■ Problem to solve
From the entries below, copy every line holding the word "excellent".

■ Supplied records
— begin —

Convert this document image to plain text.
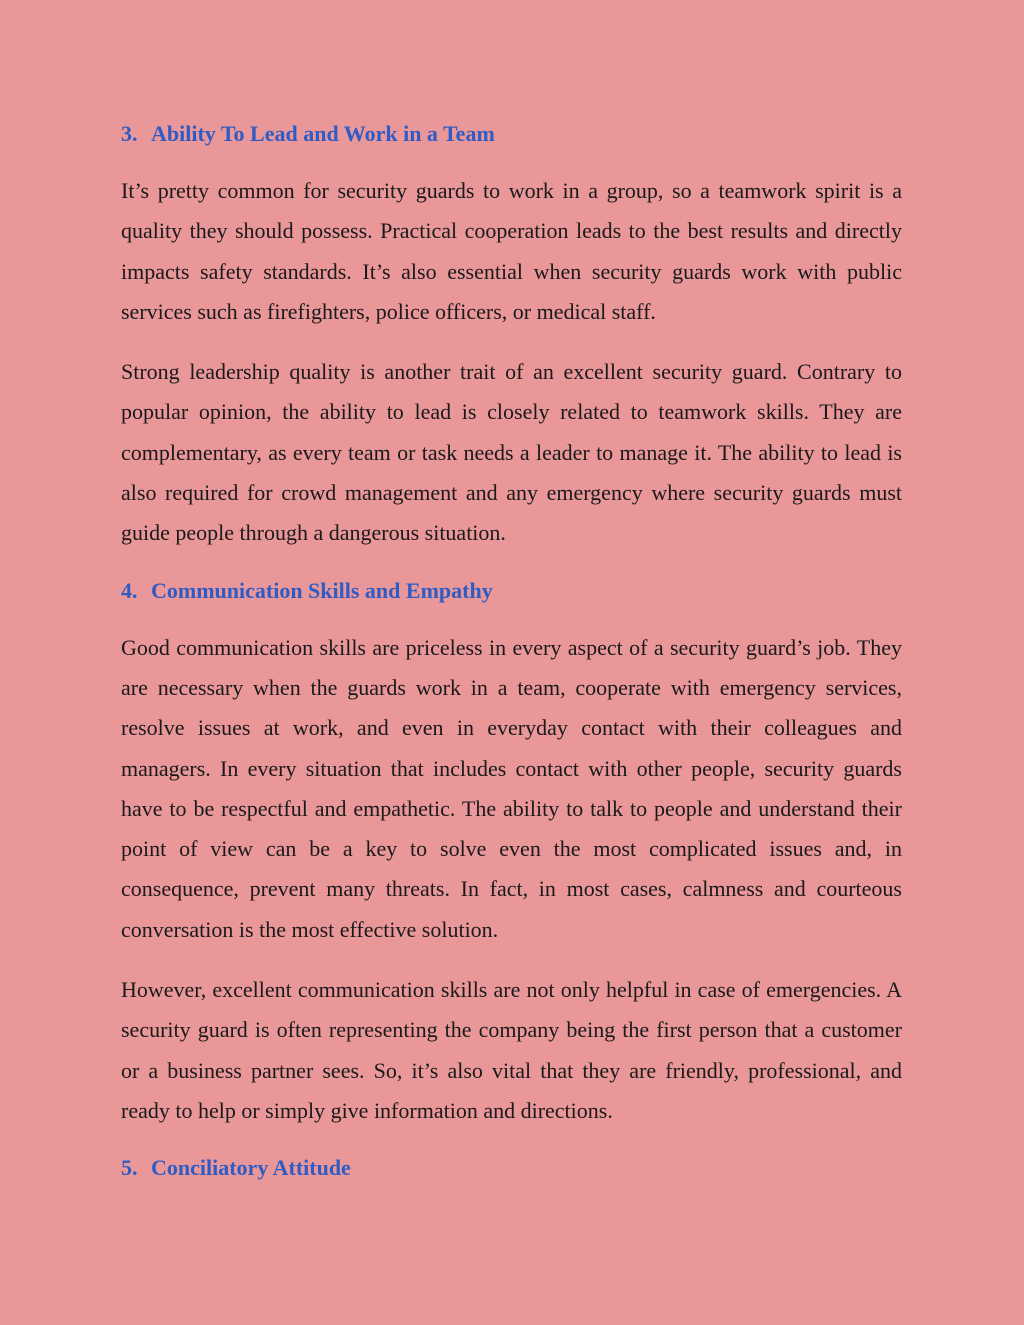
3. Ability To Lead and Work in a Team

It’s pretty common for security guards to work in a group, so a teamwork spirit is a quality they should possess. Practical cooperation leads to the best results and directly impacts safety standards. It’s also essential when security guards work with public services such as firefighters, police officers, or medical staff.

Strong leadership quality is another trait of an excellent security guard. Contrary to popular opinion, the ability to lead is closely related to teamwork skills. They are complementary, as every team or task needs a leader to manage it. The ability to lead is also required for crowd management and any emergency where security guards must guide people through a dangerous situation.

4. Communication Skills and Empathy

Good communication skills are priceless in every aspect of a security guard’s job. They are necessary when the guards work in a team, cooperate with emergency services, resolve issues at work, and even in everyday contact with their colleagues and managers. In every situation that includes contact with other people, security guards have to be respectful and empathetic. The ability to talk to people and understand their point of view can be a key to solve even the most complicated issues and, in consequence, prevent many threats. In fact, in most cases, calmness and courteous conversation is the most effective solution.

However, excellent communication skills are not only helpful in case of emergencies. A security guard is often representing the company being the first person that a customer or a business partner sees. So, it’s also vital that they are friendly, professional, and ready to help or simply give information and directions.

5. Conciliatory Attitude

— end —

■ Task result
Strong leadership quality is another trait of an excellent security guard. Contrary to popular opinion, the ability to lead is closely related to teamwork skills. They are complementary, as every team or task needs a leader to manage it. The ability to lead is also required for crowd management and any emergency where security guards must guide people through a dangerous situation.
However, excellent communication skills are not only helpful in case of emergencies. A security guard is often representing the company being the first person that a customer or a business partner sees. So, it’s also vital that they are friendly, professional, and ready to help or simply give information and directions.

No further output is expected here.